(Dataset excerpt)
□ □ □

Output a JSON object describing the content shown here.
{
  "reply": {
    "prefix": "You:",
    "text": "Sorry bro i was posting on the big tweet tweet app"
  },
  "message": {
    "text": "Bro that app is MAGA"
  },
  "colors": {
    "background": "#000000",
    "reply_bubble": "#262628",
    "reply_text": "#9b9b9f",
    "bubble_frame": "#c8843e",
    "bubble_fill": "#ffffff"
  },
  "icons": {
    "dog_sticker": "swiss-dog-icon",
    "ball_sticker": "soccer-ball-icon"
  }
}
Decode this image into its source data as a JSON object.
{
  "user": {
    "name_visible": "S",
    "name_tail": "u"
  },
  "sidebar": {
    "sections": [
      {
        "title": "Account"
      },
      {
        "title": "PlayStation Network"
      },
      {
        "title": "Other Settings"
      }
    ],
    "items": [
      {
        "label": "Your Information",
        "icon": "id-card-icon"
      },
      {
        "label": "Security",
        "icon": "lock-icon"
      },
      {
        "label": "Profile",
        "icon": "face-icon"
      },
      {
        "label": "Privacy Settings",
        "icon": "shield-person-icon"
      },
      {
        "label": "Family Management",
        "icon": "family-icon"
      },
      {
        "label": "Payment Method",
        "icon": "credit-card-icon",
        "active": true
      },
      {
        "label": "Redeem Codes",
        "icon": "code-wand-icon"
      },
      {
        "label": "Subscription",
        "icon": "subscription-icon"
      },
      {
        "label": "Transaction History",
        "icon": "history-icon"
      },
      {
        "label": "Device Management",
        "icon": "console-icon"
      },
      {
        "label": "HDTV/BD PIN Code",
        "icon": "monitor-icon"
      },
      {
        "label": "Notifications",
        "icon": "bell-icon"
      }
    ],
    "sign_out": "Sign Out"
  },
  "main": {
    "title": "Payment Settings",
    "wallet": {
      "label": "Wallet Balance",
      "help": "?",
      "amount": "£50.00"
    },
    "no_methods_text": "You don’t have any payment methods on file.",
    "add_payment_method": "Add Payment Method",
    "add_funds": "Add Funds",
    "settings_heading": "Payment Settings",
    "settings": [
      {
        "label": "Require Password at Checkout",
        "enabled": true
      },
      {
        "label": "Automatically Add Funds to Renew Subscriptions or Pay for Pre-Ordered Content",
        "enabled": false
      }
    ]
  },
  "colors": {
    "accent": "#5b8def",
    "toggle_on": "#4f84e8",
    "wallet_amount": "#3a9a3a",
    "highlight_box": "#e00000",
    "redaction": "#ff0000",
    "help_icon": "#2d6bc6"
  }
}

□ □ □

Return all lines with the word "object" in them.

- [RESULT]:
Output a JSON object describing the content shown here.
Decode this image into its source data as a JSON object.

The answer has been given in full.